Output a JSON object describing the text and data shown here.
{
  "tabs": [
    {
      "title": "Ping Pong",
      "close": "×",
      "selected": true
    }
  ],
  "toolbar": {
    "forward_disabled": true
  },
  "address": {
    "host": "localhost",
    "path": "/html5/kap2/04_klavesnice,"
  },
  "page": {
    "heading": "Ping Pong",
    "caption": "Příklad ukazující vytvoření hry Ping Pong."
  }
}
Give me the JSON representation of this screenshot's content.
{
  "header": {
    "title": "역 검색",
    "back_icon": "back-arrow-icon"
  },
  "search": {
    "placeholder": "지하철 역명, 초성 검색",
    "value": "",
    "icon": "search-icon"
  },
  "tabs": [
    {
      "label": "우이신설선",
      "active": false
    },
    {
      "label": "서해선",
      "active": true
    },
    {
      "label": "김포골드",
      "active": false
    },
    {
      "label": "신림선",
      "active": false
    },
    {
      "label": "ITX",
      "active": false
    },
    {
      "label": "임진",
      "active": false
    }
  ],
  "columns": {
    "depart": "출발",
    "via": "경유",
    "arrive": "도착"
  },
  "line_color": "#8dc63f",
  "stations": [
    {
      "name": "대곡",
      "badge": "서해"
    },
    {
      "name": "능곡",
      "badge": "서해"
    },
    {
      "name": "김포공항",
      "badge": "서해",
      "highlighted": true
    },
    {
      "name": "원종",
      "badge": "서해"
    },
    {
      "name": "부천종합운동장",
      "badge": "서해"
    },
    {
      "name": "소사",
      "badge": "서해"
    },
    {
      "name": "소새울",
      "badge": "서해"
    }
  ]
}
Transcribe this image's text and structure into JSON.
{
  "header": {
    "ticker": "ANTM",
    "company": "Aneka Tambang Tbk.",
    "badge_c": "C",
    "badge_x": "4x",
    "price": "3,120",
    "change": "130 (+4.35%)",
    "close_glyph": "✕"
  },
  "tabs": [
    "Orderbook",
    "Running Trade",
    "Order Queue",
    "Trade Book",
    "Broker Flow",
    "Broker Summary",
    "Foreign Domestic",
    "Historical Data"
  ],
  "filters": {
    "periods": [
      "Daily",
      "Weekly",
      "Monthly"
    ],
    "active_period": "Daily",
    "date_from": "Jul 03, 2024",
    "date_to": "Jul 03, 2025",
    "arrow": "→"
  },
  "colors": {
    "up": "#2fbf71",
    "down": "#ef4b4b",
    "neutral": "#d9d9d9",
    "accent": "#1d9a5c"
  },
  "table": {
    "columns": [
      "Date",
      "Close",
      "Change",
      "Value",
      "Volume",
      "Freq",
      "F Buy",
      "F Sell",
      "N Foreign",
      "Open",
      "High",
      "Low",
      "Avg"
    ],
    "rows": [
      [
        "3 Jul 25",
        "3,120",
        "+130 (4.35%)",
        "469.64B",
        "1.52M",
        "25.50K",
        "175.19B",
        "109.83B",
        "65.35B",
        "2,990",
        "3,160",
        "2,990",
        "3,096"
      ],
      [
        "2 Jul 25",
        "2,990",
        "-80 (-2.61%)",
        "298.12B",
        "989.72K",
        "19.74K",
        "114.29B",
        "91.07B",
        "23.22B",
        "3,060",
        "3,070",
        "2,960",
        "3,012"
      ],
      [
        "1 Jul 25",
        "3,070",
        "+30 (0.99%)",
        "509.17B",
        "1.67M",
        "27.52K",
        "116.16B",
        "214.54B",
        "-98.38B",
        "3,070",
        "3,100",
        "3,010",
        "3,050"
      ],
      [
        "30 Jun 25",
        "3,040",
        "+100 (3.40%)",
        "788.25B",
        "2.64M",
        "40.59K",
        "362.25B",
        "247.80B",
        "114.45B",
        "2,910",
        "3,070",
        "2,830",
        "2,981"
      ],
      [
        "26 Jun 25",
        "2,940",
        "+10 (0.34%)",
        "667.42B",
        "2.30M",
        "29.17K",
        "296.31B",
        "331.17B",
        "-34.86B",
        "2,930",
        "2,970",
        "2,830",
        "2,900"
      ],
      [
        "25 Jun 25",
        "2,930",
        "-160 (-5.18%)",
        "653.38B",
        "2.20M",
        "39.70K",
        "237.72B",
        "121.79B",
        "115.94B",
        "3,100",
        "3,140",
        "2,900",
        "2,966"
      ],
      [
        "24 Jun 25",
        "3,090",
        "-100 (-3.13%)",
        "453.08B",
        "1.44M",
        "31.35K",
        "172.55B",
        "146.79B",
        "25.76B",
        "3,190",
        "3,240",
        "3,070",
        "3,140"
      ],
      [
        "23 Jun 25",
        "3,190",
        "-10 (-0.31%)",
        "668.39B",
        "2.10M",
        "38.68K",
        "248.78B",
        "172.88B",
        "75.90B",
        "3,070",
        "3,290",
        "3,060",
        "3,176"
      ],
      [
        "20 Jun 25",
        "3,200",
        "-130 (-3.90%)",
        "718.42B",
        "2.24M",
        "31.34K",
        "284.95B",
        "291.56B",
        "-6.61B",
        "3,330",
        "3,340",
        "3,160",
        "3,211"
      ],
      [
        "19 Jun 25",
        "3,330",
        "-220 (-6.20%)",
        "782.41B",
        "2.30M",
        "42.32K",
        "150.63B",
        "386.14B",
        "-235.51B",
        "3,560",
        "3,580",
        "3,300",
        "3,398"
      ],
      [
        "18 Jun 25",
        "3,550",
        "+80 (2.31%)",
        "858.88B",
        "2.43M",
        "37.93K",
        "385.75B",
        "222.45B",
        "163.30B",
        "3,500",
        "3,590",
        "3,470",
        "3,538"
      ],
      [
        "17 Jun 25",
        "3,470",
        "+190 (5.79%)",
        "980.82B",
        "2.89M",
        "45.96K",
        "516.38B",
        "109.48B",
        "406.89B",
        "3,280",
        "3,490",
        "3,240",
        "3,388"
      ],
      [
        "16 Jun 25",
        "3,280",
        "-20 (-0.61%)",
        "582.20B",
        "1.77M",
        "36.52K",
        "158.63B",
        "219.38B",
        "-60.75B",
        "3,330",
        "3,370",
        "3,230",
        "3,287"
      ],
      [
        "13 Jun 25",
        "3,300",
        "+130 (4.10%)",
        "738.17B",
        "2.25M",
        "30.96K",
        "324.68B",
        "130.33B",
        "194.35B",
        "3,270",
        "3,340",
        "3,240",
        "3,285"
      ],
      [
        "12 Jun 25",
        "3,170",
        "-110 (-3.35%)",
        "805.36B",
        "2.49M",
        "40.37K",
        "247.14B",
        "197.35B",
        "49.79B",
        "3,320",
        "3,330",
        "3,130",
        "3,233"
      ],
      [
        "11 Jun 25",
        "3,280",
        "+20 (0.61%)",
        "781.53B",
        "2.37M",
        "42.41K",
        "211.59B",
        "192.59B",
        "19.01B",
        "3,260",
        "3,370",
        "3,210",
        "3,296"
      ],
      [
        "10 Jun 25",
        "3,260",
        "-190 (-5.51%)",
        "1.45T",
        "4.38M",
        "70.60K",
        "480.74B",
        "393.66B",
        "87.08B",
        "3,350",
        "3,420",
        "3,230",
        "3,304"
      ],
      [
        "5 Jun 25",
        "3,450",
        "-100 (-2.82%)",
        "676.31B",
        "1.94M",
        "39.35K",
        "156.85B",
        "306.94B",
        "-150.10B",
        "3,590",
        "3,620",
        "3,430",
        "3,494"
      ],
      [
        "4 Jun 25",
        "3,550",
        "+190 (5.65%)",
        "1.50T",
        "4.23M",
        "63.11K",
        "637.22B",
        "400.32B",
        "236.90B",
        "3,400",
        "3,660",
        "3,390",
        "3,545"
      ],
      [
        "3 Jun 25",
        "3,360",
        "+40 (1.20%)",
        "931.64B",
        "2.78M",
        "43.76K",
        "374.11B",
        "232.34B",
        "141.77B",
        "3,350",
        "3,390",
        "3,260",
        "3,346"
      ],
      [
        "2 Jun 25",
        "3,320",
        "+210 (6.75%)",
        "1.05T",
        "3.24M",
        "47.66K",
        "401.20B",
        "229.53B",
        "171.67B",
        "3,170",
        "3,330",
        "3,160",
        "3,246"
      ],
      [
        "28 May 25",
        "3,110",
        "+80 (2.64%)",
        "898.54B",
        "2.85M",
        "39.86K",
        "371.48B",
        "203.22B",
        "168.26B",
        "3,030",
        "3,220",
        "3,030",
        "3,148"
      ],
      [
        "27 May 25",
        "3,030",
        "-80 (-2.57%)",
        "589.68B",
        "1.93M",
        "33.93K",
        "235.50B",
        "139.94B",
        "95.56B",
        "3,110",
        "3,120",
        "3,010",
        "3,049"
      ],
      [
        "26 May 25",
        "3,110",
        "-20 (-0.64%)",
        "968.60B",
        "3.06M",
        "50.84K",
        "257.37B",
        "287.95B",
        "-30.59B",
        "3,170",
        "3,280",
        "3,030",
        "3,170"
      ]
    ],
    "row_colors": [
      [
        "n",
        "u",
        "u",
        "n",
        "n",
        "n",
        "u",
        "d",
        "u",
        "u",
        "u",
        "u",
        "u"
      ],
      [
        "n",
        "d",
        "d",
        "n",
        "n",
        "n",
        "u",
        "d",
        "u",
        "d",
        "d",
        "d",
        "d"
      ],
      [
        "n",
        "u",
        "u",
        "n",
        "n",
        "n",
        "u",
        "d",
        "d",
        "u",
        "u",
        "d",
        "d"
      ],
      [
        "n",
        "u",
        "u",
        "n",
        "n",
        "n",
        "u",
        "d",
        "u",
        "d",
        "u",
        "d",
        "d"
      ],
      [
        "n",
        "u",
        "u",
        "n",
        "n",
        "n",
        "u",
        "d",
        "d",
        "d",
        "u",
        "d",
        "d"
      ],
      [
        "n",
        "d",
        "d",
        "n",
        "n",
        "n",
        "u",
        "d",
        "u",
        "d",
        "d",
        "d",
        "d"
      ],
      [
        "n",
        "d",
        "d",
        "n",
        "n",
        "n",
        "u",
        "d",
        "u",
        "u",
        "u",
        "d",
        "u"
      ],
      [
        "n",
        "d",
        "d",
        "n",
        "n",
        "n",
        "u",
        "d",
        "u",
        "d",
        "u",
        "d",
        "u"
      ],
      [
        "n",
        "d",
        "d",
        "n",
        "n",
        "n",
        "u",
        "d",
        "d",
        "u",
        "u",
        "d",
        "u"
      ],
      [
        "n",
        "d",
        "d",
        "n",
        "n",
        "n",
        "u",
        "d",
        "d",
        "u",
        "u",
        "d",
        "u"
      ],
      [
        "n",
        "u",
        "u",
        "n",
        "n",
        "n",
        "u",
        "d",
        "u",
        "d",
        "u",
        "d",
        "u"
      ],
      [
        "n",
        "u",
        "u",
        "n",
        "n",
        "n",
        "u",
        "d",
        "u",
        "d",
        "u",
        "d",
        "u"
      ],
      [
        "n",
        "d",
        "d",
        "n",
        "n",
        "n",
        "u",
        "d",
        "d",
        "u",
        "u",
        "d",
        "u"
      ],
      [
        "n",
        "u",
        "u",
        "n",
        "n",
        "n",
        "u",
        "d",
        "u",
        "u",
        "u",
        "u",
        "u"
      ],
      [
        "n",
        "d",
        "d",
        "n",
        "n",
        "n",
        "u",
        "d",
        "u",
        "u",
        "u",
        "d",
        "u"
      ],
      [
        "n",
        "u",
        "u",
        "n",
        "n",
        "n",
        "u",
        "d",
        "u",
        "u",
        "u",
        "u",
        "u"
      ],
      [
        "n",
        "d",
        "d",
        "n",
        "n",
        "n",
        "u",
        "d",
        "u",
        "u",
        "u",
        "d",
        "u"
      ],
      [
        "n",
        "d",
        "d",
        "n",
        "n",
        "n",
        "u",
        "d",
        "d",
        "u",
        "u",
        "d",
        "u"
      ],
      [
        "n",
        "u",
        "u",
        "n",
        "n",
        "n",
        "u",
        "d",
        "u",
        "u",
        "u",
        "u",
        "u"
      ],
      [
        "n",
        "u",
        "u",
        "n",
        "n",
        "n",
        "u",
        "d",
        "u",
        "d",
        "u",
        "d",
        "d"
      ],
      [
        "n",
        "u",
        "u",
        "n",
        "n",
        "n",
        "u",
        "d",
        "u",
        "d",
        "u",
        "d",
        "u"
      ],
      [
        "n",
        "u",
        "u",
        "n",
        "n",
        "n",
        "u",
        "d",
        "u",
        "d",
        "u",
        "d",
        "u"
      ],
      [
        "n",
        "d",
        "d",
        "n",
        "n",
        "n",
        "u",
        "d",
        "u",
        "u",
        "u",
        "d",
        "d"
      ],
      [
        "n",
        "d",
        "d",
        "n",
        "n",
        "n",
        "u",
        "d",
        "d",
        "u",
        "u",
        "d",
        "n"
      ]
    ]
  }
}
::::::::
### Requirements
Report each line in the data that holds the word "Pong".

### Task result
      "title": "Ping Pong",
    "heading": "Ping Pong",
    "caption": "Příklad ukazující vytvoření hry Ping Pong."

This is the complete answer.